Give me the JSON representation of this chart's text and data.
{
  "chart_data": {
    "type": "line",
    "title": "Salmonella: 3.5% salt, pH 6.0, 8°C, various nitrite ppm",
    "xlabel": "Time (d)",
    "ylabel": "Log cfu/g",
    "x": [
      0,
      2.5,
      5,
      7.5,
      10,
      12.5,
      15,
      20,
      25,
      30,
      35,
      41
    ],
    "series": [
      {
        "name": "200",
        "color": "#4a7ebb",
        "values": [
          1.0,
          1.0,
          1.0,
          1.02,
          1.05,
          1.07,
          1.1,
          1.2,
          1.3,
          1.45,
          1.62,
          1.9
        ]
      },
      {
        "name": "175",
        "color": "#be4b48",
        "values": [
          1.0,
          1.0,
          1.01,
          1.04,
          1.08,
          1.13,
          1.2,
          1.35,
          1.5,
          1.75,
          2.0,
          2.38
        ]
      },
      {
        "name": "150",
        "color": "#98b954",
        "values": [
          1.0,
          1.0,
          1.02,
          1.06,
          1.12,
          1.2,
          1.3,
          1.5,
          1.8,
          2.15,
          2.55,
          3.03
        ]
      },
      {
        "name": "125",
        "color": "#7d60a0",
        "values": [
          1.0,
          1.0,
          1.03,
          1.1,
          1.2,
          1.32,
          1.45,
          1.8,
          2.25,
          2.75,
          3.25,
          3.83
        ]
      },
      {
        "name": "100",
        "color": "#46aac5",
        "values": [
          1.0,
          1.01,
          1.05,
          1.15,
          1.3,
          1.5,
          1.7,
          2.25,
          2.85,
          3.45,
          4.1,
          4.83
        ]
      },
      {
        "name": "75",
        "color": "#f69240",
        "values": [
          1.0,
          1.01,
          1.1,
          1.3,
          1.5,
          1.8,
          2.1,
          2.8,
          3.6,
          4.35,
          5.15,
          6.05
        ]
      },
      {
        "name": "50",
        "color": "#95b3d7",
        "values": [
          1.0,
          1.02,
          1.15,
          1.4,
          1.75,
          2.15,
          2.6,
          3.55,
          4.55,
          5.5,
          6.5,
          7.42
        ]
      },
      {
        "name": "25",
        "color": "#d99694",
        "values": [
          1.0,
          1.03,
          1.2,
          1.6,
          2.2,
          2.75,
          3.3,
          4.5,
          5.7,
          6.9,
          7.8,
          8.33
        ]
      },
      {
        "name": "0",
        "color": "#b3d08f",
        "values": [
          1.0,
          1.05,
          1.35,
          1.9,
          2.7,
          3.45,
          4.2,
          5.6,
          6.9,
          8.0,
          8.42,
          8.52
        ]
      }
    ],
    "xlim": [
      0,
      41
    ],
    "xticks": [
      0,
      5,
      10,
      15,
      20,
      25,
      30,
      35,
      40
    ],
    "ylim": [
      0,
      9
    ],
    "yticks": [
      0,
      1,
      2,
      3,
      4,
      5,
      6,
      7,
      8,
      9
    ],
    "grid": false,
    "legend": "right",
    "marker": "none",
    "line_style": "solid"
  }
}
•••
_EXERCISE:_ Repeat the data in its entirety, character for character.

_FINAL RESULT:_
Give me the JSON representation of this chart's text and data.
{
  "chart_data": {
    "type": "line",
    "title": "Salmonella: 3.5% salt, pH 6.0, 8°C, various nitrite ppm",
    "xlabel": "Time (d)",
    "ylabel": "Log cfu/g",
    "x": [
      0,
      2.5,
      5,
      7.5,
      10,
      12.5,
      15,
      20,
      25,
      30,
      35,
      41
    ],
    "series": [
      {
        "name": "200",
        "color": "#4a7ebb",
        "values": [
          1.0,
          1.0,
          1.0,
          1.02,
          1.05,
          1.07,
          1.1,
          1.2,
          1.3,
          1.45,
          1.62,
          1.9
        ]
      },
      {
        "name": "175",
        "color": "#be4b48",
        "values": [
          1.0,
          1.0,
          1.01,
          1.04,
          1.08,
          1.13,
          1.2,
          1.35,
          1.5,
          1.75,
          2.0,
          2.38
        ]
      },
      {
        "name": "150",
        "color": "#98b954",
        "values": [
          1.0,
          1.0,
          1.02,
          1.06,
          1.12,
          1.2,
          1.3,
          1.5,
          1.8,
          2.15,
          2.55,
          3.03
        ]
      },
      {
        "name": "125",
        "color": "#7d60a0",
        "values": [
          1.0,
          1.0,
          1.03,
          1.1,
          1.2,
          1.32,
          1.45,
          1.8,
          2.25,
          2.75,
          3.25,
          3.83
        ]
      },
      {
        "name": "100",
        "color": "#46aac5",
        "values": [
          1.0,
          1.01,
          1.05,
          1.15,
          1.3,
          1.5,
          1.7,
          2.25,
          2.85,
          3.45,
          4.1,
          4.83
        ]
      },
      {
        "name": "75",
        "color": "#f69240",
        "values": [
          1.0,
          1.01,
          1.1,
          1.3,
          1.5,
          1.8,
          2.1,
          2.8,
          3.6,
          4.35,
          5.15,
          6.05
        ]
      },
      {
        "name": "50",
        "color": "#95b3d7",
        "values": [
          1.0,
          1.02,
          1.15,
          1.4,
          1.75,
          2.15,
          2.6,
          3.55,
          4.55,
          5.5,
          6.5,
          7.42
        ]
      },
      {
        "name": "25",
        "color": "#d99694",
        "values": [
          1.0,
          1.03,
          1.2,
          1.6,
          2.2,
          2.75,
          3.3,
          4.5,
          5.7,
          6.9,
          7.8,
          8.33
        ]
      },
      {
        "name": "0",
        "color": "#b3d08f",
        "values": [
          1.0,
          1.05,
          1.35,
          1.9,
          2.7,
          3.45,
          4.2,
          5.6,
          6.9,
          8.0,
          8.42,
          8.52
        ]
      }
    ],
    "xlim": [
      0,
      41
    ],
    "xticks": [
      0,
      5,
      10,
      15,
      20,
      25,
      30,
      35,
      40
    ],
    "ylim": [
      0,
      9
    ],
    "yticks": [
      0,
      1,
      2,
      3,
      4,
      5,
      6,
      7,
      8,
      9
    ],
    "grid": false,
    "legend": "right",
    "marker": "none",
    "line_style": "solid"
  }
}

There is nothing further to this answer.